What the task asks → Copy each line of the records that holds the string "Rosettes".

□ □ □

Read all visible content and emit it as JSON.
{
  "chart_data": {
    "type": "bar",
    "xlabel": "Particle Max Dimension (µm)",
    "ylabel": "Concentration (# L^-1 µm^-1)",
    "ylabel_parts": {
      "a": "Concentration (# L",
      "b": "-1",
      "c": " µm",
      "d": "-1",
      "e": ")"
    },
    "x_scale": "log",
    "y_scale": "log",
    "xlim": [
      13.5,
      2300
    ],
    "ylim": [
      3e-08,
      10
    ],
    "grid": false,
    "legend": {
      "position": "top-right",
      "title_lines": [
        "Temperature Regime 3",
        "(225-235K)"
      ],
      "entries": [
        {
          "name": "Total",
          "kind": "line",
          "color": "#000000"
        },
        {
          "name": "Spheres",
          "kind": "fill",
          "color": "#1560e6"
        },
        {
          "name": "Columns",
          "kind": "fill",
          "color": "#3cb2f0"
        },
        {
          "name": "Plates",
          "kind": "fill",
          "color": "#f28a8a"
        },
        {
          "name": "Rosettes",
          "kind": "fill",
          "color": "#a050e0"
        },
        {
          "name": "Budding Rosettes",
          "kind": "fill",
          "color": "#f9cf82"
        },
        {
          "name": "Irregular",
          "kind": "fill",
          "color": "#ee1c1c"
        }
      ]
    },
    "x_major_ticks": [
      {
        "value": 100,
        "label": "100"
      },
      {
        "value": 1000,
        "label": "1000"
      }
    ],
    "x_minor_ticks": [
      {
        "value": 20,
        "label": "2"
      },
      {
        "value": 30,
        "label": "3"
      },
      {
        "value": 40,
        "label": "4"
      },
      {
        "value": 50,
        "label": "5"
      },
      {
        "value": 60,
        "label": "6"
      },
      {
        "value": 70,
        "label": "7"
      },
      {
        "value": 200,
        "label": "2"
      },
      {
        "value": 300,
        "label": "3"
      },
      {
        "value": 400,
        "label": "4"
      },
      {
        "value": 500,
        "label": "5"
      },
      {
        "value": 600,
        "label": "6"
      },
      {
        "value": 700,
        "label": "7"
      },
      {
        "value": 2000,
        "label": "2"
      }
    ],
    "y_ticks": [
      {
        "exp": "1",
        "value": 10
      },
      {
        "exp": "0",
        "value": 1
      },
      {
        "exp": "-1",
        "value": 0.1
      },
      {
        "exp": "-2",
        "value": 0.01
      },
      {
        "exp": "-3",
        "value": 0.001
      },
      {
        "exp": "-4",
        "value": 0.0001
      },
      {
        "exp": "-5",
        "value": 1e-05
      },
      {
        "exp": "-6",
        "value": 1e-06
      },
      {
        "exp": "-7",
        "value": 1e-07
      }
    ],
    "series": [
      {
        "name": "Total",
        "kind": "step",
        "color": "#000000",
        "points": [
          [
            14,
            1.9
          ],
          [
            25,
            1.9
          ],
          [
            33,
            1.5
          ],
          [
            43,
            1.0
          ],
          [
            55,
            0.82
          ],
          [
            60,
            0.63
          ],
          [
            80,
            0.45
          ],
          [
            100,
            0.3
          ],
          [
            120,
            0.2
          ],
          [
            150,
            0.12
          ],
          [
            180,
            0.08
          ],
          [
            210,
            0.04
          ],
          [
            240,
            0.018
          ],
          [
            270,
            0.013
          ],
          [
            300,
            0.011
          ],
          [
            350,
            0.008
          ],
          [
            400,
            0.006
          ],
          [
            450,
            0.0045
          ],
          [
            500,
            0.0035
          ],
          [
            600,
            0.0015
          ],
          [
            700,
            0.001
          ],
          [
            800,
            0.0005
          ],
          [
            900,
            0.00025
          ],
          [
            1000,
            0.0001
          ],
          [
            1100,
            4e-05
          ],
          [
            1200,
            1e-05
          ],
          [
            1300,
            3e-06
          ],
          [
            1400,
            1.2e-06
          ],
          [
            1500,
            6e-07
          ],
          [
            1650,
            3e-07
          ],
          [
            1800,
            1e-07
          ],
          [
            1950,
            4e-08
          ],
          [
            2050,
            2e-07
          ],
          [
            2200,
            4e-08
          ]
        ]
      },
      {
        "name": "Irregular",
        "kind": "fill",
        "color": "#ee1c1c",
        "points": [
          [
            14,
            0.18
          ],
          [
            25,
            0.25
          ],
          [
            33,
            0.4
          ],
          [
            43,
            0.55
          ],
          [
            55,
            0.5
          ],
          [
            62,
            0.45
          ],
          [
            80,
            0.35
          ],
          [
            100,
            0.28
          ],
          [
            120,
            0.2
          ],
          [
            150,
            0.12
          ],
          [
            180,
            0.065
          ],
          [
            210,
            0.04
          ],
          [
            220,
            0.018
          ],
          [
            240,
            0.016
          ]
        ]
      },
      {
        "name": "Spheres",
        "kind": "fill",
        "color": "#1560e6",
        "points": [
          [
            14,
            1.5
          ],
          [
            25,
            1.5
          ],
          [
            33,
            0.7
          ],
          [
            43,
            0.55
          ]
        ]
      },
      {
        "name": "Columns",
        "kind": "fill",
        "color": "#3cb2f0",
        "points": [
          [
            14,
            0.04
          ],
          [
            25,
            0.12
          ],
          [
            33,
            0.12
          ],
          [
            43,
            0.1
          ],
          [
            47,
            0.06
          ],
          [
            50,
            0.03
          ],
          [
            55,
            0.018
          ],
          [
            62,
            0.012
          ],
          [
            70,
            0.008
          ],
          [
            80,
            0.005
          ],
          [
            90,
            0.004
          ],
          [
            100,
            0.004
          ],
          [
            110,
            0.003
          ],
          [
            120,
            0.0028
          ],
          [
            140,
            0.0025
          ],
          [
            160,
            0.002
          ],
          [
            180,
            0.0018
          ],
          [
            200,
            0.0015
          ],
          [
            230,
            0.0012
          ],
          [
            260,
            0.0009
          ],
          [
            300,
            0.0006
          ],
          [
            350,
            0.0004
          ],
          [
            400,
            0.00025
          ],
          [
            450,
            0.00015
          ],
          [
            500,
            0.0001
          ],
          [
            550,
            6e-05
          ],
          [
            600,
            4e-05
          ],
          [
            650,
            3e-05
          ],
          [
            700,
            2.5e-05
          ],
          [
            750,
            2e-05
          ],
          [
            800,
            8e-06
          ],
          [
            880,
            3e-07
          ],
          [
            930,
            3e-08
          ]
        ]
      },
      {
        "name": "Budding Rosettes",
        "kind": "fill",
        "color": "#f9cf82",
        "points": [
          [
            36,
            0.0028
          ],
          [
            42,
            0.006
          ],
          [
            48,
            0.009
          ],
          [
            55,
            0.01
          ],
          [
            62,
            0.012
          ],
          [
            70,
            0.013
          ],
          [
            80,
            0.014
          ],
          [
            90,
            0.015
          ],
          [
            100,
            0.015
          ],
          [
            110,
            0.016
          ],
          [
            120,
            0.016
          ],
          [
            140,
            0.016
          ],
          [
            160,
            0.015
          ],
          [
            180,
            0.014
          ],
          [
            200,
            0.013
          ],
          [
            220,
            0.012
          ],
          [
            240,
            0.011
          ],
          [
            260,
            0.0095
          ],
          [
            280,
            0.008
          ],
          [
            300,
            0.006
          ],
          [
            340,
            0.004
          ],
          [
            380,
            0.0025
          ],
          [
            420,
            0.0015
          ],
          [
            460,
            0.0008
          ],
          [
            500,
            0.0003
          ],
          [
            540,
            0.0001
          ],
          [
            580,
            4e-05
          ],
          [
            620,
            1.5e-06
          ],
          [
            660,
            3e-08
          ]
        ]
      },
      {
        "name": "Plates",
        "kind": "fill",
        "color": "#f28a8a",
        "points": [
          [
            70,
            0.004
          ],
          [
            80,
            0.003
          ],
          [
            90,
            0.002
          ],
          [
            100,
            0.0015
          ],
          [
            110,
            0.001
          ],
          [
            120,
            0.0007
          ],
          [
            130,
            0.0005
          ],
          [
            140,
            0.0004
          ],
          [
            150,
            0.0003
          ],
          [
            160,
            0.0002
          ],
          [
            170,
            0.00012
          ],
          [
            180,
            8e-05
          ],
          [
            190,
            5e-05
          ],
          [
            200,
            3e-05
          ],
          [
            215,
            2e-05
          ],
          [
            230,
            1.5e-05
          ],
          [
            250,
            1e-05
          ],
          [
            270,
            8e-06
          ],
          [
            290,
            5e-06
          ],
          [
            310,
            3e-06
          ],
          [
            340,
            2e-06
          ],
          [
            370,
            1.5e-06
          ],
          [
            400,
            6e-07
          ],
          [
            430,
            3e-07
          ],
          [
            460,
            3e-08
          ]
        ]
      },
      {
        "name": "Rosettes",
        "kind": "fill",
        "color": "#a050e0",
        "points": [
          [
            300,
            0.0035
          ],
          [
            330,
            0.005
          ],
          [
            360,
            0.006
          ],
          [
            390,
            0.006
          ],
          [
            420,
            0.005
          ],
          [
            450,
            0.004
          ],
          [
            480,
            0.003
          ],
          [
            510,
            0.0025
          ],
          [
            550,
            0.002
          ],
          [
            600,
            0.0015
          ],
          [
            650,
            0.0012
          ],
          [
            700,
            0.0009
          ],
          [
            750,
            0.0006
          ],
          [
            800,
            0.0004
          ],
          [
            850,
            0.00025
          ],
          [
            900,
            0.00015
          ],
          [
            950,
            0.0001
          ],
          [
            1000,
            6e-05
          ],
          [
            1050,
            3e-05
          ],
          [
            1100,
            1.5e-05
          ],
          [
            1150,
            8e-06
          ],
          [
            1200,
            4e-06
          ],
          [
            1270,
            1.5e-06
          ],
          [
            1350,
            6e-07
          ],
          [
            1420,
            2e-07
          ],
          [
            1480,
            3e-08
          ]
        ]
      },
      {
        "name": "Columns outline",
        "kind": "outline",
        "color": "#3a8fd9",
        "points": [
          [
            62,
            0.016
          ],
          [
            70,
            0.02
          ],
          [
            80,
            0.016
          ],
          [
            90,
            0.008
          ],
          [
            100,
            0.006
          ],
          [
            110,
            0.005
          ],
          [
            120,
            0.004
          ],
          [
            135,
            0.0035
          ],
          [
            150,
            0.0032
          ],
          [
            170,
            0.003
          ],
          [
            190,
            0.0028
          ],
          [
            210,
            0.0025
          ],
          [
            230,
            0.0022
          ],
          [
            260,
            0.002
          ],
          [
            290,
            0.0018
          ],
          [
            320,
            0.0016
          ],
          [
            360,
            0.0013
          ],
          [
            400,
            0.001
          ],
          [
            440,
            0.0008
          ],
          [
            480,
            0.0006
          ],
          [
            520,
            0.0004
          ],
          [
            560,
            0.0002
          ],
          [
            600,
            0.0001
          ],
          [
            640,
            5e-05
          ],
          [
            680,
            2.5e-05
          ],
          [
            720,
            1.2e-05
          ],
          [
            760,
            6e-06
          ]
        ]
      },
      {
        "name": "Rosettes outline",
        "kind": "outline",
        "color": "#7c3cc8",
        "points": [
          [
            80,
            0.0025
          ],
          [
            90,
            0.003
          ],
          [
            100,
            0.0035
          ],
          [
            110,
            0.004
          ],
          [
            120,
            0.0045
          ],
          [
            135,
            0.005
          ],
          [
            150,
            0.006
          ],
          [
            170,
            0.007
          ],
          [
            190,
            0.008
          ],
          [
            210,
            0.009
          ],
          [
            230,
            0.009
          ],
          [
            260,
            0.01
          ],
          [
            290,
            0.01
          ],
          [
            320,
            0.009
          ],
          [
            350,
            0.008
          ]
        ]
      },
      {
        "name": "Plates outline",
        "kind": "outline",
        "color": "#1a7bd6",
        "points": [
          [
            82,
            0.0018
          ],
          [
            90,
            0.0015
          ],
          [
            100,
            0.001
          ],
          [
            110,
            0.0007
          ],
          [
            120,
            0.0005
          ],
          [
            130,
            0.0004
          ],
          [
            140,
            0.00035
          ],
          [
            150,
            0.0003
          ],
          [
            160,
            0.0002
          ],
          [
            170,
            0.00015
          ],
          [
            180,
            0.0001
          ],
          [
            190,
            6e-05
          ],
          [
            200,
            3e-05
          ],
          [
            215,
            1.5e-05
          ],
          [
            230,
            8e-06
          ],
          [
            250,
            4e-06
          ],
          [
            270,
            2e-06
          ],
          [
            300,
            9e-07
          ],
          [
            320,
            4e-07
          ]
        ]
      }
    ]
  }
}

□ □ □

Problem solution →
          "name": "Rosettes",
          "name": "Budding Rosettes",
        "name": "Budding Rosettes",
        "name": "Rosettes",
        "name": "Rosettes outline",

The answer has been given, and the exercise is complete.